-- BEGIN --

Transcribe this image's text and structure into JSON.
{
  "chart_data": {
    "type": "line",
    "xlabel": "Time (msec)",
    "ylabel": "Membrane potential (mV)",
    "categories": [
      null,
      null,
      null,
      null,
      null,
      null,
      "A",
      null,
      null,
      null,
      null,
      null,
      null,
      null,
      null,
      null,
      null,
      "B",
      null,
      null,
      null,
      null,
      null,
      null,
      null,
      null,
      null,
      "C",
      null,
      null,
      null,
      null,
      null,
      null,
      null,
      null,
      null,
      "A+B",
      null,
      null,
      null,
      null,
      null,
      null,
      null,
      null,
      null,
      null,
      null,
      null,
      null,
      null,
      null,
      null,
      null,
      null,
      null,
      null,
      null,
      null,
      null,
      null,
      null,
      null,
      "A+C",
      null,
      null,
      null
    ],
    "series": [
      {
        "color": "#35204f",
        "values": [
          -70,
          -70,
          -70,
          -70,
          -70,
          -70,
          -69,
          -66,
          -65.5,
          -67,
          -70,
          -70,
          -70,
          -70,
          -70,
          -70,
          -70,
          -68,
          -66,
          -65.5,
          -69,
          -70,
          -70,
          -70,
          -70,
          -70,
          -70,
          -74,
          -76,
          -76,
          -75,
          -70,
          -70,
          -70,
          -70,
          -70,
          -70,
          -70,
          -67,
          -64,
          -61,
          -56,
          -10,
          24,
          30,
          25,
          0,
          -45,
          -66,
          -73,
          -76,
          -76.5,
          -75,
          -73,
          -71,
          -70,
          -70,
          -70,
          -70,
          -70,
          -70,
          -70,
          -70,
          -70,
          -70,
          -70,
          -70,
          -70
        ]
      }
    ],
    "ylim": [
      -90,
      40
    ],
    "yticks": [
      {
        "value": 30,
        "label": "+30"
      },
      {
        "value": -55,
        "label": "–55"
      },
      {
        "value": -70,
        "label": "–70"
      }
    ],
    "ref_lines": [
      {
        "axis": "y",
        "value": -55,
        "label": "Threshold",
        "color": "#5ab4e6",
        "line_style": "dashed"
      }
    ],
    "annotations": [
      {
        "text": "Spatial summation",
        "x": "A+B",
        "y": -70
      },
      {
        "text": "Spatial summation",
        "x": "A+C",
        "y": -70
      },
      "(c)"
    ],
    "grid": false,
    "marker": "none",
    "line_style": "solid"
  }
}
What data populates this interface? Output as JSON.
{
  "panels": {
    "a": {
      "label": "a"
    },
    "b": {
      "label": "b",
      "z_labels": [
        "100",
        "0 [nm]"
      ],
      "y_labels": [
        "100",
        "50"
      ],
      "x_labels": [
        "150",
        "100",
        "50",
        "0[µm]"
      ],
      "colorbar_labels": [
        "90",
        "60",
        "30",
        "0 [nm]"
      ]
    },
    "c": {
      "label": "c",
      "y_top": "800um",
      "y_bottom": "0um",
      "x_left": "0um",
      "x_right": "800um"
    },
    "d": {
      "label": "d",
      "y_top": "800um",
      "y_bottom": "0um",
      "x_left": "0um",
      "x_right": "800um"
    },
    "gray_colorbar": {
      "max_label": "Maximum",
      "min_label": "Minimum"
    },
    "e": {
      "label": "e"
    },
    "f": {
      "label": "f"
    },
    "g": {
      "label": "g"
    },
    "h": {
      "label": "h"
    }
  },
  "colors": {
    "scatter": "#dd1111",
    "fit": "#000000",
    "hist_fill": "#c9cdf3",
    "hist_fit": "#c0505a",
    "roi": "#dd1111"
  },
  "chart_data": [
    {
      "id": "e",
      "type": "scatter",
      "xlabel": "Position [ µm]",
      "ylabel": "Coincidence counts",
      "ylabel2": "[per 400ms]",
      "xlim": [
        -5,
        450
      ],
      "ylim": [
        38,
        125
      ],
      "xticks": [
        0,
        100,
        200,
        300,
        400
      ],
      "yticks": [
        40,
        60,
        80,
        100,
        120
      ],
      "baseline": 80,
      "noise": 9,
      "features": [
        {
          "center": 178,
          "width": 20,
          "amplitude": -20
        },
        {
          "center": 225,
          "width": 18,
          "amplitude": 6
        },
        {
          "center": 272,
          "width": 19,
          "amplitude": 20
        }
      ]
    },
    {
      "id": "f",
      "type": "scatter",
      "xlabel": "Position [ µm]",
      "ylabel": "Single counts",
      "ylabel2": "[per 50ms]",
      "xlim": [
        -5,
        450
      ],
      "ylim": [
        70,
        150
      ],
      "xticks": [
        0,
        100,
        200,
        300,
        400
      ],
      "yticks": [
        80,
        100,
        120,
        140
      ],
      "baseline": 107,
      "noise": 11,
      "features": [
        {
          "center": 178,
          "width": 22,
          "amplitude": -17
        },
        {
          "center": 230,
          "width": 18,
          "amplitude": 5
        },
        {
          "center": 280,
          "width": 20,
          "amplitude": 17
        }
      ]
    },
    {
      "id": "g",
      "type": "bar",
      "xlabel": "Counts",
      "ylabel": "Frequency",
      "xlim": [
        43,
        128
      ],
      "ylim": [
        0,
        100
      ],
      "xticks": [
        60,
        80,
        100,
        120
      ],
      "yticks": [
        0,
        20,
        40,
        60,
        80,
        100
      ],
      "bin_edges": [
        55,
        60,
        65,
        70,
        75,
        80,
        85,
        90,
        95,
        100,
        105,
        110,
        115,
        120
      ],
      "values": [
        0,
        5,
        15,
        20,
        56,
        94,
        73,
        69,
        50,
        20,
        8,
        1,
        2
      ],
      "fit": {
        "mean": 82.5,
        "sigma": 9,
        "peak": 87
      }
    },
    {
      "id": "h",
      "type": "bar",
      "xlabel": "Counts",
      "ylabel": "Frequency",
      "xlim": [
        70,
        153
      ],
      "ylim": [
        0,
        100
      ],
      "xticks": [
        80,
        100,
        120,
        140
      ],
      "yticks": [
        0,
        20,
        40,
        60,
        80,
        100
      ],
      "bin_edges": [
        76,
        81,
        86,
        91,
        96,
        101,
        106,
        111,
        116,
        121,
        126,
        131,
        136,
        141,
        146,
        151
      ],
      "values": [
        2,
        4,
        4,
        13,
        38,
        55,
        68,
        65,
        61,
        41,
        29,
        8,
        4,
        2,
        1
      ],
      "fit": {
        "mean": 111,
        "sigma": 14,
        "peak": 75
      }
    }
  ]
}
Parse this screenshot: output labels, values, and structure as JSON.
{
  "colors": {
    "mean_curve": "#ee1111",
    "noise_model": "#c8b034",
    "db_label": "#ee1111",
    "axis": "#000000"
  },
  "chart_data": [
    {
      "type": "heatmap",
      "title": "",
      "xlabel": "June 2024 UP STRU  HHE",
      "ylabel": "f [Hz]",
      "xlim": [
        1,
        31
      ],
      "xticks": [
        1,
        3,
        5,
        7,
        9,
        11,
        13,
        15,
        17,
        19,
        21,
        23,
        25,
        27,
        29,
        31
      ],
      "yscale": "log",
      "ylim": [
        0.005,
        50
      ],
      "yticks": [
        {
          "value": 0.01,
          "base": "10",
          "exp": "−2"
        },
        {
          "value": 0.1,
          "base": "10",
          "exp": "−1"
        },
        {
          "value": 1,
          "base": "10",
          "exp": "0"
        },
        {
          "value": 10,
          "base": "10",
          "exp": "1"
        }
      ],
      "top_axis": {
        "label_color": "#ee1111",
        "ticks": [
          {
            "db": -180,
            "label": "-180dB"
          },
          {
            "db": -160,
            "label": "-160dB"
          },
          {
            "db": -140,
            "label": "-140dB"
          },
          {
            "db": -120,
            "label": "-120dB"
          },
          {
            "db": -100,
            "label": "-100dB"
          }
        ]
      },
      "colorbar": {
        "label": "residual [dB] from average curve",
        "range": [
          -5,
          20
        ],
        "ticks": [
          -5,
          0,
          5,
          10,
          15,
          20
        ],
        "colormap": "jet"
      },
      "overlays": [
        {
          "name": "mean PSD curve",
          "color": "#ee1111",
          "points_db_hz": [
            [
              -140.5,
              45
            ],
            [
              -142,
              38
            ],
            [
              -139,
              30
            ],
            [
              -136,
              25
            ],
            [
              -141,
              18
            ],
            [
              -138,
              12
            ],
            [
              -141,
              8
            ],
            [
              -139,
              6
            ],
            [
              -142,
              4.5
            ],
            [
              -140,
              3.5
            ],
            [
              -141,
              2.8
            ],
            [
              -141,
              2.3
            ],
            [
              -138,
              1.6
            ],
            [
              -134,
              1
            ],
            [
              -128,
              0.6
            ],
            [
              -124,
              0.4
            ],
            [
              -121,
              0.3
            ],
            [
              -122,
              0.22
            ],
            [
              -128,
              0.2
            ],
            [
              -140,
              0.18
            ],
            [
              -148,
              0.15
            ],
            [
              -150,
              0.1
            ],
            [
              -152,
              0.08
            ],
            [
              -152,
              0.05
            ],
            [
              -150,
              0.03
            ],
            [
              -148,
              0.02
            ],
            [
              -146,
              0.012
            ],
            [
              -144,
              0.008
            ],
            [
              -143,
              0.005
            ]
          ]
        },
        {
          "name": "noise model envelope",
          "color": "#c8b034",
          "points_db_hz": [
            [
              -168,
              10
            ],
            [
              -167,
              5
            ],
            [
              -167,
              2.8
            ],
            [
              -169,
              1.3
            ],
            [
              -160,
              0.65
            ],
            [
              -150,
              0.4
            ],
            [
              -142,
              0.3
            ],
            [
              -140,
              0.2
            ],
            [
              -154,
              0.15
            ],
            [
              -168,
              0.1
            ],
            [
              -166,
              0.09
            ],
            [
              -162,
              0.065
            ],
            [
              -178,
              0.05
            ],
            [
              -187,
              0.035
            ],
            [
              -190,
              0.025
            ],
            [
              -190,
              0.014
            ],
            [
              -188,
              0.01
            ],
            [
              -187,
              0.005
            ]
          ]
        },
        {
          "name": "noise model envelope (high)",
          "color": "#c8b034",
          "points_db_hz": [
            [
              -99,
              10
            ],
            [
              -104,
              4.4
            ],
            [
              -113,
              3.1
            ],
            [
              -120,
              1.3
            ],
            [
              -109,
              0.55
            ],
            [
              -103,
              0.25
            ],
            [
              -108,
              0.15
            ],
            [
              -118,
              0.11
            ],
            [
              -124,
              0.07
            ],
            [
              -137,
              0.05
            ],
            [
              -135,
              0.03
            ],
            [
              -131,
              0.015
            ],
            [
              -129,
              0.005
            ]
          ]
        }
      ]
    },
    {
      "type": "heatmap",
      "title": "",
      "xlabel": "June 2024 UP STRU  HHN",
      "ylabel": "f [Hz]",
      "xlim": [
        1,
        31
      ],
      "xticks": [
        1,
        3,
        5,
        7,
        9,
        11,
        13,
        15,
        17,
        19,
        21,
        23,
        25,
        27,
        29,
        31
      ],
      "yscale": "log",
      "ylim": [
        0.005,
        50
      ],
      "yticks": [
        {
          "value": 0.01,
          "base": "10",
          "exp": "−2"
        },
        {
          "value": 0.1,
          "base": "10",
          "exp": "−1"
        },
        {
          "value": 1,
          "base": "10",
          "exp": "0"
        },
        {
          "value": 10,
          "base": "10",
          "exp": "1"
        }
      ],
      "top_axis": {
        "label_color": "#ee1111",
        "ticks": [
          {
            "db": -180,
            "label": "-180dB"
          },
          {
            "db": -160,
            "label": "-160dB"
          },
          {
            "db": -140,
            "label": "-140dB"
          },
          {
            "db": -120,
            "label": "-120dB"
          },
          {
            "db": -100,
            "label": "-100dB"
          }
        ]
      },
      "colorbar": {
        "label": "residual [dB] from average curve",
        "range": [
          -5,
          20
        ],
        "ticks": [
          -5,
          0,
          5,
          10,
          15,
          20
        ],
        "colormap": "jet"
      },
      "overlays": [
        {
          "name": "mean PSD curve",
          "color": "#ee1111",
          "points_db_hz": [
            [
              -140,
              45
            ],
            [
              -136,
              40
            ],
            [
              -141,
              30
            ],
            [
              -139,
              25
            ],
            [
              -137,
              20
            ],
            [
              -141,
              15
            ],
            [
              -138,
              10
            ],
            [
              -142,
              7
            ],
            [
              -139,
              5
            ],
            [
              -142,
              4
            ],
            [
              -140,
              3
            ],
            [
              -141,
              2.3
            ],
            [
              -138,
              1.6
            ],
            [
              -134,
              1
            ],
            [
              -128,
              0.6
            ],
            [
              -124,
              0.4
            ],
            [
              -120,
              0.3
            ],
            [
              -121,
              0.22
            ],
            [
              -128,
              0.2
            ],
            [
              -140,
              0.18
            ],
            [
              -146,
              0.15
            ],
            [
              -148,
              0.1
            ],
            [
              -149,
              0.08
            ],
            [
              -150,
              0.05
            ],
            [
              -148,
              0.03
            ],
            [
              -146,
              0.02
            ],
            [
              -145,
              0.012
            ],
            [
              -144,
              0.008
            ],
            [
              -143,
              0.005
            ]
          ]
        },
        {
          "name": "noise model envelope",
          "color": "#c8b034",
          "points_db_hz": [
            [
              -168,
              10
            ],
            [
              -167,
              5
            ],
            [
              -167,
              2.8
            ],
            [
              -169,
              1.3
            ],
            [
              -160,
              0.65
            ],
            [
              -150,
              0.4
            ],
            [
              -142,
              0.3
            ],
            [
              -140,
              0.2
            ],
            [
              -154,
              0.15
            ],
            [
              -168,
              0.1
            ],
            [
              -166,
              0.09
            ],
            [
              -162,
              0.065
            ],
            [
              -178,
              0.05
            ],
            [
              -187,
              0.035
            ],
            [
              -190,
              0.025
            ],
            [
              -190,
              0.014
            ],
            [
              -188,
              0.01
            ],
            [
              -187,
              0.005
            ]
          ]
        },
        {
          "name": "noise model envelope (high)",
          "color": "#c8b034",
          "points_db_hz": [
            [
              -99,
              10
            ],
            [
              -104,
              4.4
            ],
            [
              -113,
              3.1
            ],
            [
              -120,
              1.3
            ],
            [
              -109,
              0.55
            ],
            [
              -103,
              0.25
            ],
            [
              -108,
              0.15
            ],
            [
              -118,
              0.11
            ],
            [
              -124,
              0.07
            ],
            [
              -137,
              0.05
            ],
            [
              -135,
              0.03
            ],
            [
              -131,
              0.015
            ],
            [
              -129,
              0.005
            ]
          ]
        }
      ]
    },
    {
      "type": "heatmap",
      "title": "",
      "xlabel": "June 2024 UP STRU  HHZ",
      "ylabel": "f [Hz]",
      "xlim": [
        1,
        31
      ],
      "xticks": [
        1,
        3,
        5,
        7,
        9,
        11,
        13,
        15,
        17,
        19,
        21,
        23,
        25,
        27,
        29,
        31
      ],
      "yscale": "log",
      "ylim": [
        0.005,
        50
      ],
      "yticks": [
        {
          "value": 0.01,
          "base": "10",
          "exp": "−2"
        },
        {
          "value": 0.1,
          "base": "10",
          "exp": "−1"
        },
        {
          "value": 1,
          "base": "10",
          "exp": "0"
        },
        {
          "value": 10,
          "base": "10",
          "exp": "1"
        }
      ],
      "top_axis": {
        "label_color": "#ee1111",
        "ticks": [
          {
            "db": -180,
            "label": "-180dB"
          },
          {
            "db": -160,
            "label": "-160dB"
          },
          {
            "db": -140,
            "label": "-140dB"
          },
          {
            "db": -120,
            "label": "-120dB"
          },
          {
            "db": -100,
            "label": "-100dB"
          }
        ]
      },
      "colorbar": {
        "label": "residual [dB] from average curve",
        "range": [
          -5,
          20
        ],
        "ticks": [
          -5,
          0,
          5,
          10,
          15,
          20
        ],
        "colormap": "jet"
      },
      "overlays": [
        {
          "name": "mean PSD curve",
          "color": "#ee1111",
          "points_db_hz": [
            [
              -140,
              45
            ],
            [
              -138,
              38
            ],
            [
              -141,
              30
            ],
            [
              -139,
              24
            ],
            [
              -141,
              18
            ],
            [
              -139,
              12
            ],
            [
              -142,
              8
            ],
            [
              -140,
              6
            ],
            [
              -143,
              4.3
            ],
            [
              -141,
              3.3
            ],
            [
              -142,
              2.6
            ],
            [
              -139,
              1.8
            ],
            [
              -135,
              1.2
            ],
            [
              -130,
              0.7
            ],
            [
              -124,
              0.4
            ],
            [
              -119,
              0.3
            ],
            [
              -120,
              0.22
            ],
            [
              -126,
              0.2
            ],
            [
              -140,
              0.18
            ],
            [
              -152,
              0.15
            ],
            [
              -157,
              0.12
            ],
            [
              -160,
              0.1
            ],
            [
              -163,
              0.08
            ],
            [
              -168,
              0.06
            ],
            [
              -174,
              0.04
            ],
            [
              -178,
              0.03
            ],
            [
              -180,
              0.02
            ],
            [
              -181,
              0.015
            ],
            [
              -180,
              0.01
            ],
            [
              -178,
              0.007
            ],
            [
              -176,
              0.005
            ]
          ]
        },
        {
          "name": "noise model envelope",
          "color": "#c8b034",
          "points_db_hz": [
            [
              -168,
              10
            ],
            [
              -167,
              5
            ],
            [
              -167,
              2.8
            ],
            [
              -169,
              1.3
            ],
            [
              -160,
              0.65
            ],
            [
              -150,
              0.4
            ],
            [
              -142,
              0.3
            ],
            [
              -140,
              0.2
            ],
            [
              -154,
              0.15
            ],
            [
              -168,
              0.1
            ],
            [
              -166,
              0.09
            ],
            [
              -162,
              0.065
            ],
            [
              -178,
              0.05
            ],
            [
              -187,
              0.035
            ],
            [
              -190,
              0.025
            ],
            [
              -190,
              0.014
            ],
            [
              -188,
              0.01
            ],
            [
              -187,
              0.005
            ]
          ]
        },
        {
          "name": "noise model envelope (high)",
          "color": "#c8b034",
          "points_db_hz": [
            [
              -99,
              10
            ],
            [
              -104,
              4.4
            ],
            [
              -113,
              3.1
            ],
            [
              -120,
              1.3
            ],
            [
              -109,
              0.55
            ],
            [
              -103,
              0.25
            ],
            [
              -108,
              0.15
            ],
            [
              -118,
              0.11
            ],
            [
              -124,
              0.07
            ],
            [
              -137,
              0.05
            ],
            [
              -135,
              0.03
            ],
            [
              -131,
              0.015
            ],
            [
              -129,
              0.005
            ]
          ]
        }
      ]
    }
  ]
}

-- END --

### Exercise goal
Search the material above for "values". Pull out each line where it shows up.

### Complete answer
        "values": [
      "values": [
      "values": [
Parse this screenshot: output labels, values, and structure as JSON.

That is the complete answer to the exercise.